**Aim**
Extract the text of each entry below exactly, leaving every image behind.
— start of Provided records —
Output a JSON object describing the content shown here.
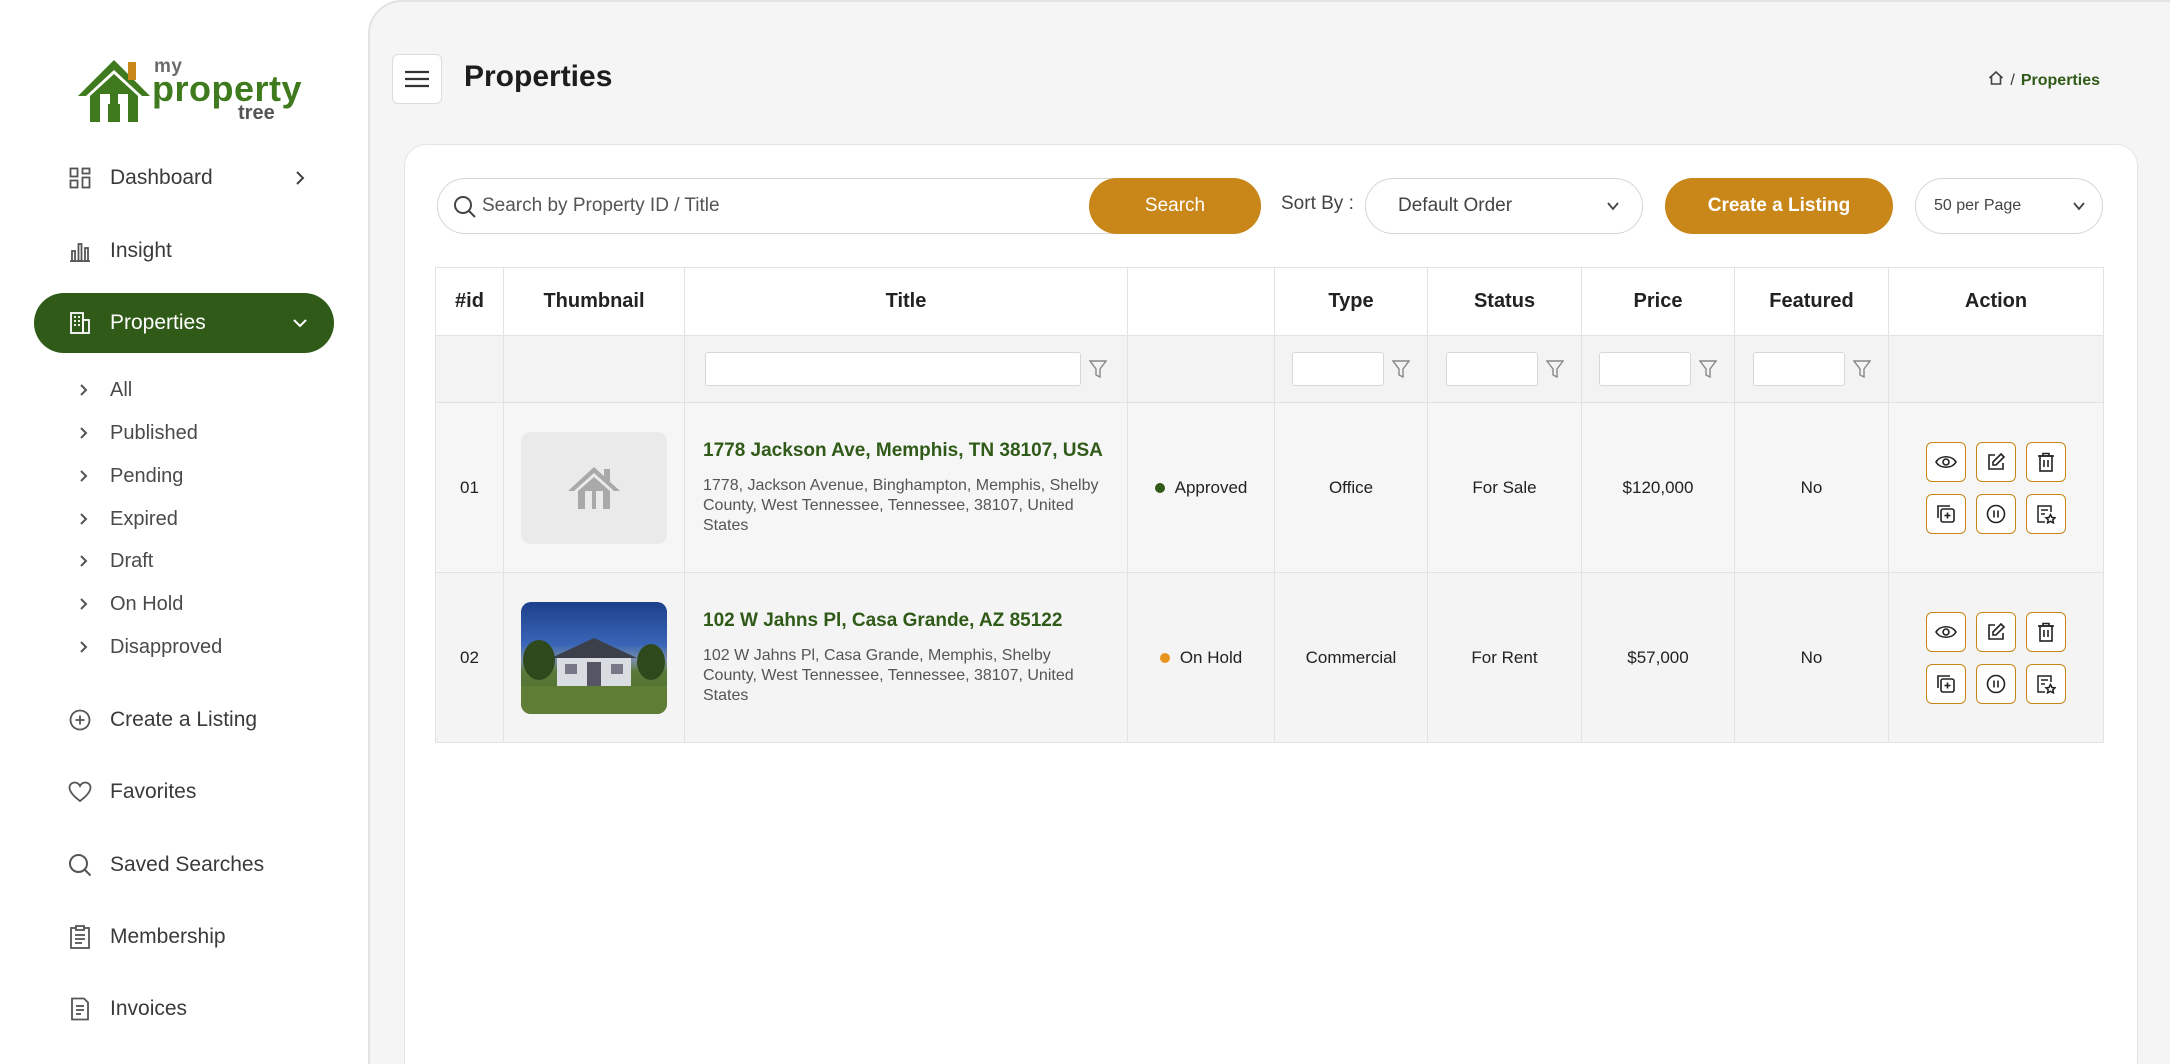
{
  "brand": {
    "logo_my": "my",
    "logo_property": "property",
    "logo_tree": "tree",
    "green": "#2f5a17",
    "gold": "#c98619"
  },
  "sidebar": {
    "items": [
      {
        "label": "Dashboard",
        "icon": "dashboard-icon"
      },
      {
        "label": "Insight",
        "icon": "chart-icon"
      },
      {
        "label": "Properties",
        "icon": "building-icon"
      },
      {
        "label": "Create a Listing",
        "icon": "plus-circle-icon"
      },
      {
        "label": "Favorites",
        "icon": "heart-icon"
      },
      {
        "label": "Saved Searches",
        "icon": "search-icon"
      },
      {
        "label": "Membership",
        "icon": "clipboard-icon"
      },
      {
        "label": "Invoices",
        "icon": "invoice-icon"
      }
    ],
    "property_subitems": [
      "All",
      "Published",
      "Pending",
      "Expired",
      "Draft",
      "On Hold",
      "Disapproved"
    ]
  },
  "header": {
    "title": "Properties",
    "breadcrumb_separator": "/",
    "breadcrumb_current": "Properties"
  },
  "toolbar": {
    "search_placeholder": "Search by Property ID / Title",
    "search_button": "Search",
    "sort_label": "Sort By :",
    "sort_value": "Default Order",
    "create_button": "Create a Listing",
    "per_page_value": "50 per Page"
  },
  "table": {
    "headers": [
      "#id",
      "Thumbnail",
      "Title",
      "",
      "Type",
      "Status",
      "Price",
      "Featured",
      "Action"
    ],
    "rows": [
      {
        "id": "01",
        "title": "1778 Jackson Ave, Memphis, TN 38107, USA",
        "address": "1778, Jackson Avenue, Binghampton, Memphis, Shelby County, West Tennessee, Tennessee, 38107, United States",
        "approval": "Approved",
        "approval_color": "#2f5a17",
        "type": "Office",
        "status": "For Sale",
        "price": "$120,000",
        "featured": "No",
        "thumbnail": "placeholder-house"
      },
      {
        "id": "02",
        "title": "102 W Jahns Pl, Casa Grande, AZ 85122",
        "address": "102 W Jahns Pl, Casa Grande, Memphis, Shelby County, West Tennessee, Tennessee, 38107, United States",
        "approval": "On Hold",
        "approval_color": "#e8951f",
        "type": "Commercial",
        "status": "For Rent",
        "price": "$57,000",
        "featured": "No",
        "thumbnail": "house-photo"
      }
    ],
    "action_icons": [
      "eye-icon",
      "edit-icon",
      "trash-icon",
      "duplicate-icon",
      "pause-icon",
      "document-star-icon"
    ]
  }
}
— end of Provided records —
**Output for this exercise**
Output a JSON object describing the content shown here.
{
  "brand": {
    "logo_my": "my",
    "logo_property": "property",
    "logo_tree": "tree",
    "green": "#2f5a17",
    "gold": "#c98619"
  },
  "sidebar": {
    "items": [
      {
        "label": "Dashboard",
        "icon": "dashboard-icon"
      },
      {
        "label": "Insight",
        "icon": "chart-icon"
      },
      {
        "label": "Properties",
        "icon": "building-icon"
      },
      {
        "label": "Create a Listing",
        "icon": "plus-circle-icon"
      },
      {
        "label": "Favorites",
        "icon": "heart-icon"
      },
      {
        "label": "Saved Searches",
        "icon": "search-icon"
      },
      {
        "label": "Membership",
        "icon": "clipboard-icon"
      },
      {
        "label": "Invoices",
        "icon": "invoice-icon"
      }
    ],
    "property_subitems": [
      "All",
      "Published",
      "Pending",
      "Expired",
      "Draft",
      "On Hold",
      "Disapproved"
    ]
  },
  "header": {
    "title": "Properties",
    "breadcrumb_separator": "/",
    "breadcrumb_current": "Properties"
  },
  "toolbar": {
    "search_placeholder": "Search by Property ID / Title",
    "search_button": "Search",
    "sort_label": "Sort By :",
    "sort_value": "Default Order",
    "create_button": "Create a Listing",
    "per_page_value": "50 per Page"
  },
  "table": {
    "headers": [
      "#id",
      "Thumbnail",
      "Title",
      "",
      "Type",
      "Status",
      "Price",
      "Featured",
      "Action"
    ],
    "rows": [
      {
        "id": "01",
        "title": "1778 Jackson Ave, Memphis, TN 38107, USA",
        "address": "1778, Jackson Avenue, Binghampton, Memphis, Shelby County, West Tennessee, Tennessee, 38107, United States",
        "approval": "Approved",
        "approval_color": "#2f5a17",
        "type": "Office",
        "status": "For Sale",
        "price": "$120,000",
        "featured": "No",
        "thumbnail": "placeholder-house"
      },
      {
        "id": "02",
        "title": "102 W Jahns Pl, Casa Grande, AZ 85122",
        "address": "102 W Jahns Pl, Casa Grande, Memphis, Shelby County, West Tennessee, Tennessee, 38107, United States",
        "approval": "On Hold",
        "approval_color": "#e8951f",
        "type": "Commercial",
        "status": "For Rent",
        "price": "$57,000",
        "featured": "No",
        "thumbnail": "house-photo"
      }
    ],
    "action_icons": [
      "eye-icon",
      "edit-icon",
      "trash-icon",
      "duplicate-icon",
      "pause-icon",
      "document-star-icon"
    ]
  }
}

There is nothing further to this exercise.